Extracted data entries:
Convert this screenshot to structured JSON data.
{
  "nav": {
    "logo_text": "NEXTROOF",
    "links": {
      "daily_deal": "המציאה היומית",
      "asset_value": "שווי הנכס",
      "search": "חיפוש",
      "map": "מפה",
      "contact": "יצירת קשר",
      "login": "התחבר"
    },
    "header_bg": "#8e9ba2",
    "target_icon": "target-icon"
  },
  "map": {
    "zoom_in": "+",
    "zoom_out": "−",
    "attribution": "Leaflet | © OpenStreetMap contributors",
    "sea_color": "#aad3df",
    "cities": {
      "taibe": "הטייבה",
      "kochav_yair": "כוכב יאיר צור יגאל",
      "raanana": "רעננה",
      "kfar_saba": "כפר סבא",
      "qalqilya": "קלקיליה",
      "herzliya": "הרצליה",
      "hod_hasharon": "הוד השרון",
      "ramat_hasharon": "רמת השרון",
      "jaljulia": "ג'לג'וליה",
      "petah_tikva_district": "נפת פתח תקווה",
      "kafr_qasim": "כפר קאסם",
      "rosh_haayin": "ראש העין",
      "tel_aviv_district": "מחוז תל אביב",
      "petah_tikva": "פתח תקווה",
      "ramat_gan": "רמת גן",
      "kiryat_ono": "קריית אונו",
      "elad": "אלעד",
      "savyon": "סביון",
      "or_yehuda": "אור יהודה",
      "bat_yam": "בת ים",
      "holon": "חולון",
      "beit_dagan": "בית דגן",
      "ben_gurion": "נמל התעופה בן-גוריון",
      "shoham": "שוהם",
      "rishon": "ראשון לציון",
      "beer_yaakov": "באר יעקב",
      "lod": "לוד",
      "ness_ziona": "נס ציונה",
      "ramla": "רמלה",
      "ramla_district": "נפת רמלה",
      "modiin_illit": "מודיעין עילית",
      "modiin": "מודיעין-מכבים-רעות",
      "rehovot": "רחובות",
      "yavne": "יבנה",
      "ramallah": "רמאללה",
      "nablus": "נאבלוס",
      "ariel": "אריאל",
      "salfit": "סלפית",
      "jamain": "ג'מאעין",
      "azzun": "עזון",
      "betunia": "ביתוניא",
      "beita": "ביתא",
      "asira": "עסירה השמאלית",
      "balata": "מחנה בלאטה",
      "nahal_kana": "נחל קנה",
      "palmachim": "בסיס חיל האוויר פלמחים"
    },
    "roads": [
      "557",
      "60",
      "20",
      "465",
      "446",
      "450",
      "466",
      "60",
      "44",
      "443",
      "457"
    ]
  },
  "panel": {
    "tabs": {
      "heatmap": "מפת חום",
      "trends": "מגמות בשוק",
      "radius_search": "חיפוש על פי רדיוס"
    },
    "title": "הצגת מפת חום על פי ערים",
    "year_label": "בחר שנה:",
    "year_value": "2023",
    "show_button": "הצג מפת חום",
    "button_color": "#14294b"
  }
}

### PROBLEM DETAILS
State how many lines of the records above contain "מודיעין", with no words besides the number.

### SOLUTION FOR THIS EXERCISE
2